THE TASK
Gather all lines in the entries below that include the word "Conference".

EXTRACTED INFORMATION
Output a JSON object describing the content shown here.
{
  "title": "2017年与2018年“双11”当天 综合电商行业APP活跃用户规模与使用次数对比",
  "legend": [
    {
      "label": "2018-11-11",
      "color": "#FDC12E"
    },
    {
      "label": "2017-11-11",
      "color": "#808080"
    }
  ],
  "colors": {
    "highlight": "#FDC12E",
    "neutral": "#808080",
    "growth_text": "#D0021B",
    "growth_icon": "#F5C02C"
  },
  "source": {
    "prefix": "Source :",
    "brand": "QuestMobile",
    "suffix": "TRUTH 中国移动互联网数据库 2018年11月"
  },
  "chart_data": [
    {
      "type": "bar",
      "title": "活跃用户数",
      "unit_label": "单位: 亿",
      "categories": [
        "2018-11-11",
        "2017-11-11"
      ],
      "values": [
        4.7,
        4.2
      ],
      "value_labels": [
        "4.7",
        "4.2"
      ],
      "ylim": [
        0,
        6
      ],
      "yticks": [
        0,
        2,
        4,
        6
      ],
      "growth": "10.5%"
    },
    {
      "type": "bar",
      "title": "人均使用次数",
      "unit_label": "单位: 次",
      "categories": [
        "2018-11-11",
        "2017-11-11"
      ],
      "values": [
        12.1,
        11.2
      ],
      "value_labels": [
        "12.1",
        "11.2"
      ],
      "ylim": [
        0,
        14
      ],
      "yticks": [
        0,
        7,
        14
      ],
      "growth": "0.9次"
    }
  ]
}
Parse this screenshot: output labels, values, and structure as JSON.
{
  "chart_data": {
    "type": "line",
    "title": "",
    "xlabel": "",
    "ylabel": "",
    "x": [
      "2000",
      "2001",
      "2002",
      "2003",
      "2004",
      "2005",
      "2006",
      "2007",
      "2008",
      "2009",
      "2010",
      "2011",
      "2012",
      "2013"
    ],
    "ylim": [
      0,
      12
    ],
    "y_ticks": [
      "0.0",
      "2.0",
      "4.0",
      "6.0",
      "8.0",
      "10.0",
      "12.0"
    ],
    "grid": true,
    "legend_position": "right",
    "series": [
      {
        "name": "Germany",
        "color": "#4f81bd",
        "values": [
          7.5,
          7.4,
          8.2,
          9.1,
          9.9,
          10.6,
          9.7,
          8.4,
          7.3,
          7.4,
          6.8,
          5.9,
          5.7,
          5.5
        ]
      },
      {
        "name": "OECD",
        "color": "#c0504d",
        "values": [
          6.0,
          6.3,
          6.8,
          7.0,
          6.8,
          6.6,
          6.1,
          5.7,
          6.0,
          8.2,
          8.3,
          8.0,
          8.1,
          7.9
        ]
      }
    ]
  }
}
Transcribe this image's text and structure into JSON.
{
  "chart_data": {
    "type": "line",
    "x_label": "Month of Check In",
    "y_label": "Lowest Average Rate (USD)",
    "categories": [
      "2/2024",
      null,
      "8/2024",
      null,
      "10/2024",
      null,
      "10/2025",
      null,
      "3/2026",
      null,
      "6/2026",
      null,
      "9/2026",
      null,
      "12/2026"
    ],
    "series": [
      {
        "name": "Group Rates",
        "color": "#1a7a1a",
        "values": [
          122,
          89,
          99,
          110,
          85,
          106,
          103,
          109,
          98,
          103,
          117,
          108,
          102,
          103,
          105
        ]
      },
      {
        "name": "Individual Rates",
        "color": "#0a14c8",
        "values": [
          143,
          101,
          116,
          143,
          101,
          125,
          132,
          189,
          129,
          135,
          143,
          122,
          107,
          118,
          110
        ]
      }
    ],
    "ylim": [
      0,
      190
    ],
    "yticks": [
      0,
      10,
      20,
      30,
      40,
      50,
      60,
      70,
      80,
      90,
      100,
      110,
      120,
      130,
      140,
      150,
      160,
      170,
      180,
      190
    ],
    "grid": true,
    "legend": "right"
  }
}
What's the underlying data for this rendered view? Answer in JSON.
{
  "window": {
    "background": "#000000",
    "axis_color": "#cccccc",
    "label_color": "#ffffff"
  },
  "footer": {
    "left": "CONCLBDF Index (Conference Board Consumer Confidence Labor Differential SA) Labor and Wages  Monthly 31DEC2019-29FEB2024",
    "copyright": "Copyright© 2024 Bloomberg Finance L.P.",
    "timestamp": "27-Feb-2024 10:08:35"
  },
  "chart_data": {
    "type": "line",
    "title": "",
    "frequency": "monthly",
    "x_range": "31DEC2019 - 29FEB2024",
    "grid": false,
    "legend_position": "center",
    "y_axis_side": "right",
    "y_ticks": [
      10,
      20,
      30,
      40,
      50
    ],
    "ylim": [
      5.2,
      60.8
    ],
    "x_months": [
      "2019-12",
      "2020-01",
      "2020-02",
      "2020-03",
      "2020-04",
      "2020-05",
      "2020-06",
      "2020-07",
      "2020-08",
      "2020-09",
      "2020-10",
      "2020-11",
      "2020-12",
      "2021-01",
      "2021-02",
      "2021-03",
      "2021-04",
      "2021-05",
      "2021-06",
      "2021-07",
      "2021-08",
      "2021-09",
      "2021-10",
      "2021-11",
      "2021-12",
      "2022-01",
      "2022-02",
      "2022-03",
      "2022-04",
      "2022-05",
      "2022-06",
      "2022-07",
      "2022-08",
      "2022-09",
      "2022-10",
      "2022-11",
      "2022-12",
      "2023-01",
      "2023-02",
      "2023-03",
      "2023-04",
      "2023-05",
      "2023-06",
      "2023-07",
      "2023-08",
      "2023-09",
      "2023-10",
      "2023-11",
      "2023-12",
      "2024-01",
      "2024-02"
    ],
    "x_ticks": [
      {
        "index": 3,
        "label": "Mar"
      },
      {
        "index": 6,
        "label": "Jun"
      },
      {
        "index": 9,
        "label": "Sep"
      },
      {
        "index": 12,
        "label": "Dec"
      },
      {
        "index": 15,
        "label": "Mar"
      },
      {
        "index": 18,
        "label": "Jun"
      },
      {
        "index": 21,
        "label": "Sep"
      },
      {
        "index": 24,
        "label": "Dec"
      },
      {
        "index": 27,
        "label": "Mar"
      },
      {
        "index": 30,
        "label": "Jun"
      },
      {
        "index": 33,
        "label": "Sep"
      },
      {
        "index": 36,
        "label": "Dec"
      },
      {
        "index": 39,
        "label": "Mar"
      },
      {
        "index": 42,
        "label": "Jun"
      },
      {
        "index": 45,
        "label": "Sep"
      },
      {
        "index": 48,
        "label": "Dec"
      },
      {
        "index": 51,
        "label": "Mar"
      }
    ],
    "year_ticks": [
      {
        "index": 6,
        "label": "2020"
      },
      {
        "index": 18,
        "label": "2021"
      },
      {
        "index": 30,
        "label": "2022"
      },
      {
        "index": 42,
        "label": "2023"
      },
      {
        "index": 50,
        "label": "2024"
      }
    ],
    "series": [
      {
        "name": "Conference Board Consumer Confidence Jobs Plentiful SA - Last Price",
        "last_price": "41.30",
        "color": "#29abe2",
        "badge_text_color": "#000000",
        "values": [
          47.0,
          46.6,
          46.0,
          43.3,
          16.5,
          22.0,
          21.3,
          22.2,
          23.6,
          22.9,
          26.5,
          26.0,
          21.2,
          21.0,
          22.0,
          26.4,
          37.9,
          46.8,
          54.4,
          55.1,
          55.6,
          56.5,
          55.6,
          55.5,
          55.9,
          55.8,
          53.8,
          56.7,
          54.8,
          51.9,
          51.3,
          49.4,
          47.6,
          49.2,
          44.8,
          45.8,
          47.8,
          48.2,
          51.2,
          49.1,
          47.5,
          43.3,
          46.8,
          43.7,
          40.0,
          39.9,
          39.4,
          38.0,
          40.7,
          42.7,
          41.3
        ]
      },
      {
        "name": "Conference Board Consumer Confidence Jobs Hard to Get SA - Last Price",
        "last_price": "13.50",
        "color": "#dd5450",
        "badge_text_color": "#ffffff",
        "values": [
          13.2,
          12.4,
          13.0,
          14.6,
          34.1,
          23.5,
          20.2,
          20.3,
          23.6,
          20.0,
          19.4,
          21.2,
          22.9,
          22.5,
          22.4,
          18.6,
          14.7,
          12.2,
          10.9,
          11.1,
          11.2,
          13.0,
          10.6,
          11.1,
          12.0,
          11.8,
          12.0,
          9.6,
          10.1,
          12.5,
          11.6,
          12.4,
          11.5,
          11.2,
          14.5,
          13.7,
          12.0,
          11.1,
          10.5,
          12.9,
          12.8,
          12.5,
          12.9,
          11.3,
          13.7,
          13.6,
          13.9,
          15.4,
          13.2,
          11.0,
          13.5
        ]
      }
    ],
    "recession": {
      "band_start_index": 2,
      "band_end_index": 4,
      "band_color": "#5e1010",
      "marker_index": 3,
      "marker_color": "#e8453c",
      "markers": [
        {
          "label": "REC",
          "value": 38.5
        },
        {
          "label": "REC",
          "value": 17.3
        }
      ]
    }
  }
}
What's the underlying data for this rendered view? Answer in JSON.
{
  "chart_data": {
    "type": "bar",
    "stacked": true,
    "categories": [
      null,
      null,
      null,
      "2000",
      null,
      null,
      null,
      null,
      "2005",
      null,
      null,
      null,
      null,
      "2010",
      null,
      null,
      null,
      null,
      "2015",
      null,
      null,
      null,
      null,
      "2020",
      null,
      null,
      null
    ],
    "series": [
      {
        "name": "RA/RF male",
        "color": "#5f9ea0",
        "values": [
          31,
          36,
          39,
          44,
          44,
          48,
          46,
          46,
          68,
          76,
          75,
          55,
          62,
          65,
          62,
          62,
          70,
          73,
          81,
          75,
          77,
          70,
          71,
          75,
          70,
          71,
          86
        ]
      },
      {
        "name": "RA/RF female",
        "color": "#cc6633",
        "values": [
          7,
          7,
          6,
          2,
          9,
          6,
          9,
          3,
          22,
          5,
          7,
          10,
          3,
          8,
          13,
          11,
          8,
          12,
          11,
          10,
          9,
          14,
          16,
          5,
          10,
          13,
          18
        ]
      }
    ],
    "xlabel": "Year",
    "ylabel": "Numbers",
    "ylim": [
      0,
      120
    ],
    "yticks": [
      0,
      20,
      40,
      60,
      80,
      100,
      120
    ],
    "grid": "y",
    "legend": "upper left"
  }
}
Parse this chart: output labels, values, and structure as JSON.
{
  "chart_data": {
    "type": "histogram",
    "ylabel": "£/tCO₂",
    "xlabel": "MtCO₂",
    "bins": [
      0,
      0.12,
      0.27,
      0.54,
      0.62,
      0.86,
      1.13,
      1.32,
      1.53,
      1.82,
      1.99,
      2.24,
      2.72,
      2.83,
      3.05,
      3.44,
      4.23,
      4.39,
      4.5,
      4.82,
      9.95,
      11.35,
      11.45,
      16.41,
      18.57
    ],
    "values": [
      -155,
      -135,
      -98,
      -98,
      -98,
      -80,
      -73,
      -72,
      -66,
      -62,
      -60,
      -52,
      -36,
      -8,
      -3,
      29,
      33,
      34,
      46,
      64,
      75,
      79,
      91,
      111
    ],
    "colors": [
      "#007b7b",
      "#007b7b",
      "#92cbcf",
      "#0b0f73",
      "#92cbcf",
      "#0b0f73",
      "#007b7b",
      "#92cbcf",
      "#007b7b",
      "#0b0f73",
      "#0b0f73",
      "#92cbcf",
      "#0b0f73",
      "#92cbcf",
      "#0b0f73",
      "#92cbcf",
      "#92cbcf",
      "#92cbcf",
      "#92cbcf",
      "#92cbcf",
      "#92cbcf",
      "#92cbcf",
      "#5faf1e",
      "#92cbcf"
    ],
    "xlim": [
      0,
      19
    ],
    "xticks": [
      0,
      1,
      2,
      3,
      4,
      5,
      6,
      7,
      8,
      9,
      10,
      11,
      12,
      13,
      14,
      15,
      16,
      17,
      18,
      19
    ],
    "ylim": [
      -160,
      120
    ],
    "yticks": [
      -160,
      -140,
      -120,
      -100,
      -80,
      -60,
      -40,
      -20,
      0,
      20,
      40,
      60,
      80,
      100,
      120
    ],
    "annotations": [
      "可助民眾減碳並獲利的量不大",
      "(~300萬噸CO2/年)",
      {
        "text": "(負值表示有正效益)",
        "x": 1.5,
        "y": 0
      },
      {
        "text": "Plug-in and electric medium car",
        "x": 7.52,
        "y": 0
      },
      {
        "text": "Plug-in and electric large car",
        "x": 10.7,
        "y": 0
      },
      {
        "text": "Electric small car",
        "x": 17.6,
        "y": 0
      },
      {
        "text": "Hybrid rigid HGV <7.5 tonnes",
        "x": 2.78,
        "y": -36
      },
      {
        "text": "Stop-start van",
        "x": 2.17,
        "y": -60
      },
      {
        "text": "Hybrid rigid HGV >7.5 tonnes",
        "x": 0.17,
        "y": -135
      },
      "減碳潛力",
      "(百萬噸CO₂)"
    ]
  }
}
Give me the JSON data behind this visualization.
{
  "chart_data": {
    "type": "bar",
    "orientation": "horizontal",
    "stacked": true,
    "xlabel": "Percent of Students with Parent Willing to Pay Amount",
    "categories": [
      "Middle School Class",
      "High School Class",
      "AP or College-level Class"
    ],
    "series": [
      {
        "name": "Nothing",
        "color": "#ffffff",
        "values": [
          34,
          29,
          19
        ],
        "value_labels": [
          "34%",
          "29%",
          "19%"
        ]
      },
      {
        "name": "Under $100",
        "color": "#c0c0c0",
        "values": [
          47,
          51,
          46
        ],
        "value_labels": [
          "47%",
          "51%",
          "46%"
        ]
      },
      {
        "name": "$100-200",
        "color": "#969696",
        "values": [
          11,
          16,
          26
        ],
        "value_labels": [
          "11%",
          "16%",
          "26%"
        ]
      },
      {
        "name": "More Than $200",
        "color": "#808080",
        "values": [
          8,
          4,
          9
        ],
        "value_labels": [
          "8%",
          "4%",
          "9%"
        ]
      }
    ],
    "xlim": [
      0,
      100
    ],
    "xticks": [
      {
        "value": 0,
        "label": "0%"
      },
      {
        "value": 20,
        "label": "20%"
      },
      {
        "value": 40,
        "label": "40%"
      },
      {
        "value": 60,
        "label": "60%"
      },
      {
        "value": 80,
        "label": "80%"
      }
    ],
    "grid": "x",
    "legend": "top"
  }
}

CORRECT OUTPUT
    "left": "CONCLBDF Index (Conference Board Consumer Confidence Labor Differential SA) Labor and Wages  Monthly 31DEC2019-29FEB2024",
        "name": "Conference Board Consumer Confidence Jobs Plentiful SA - Last Price",
        "name": "Conference Board Consumer Confidence Jobs Hard to Get SA - Last Price",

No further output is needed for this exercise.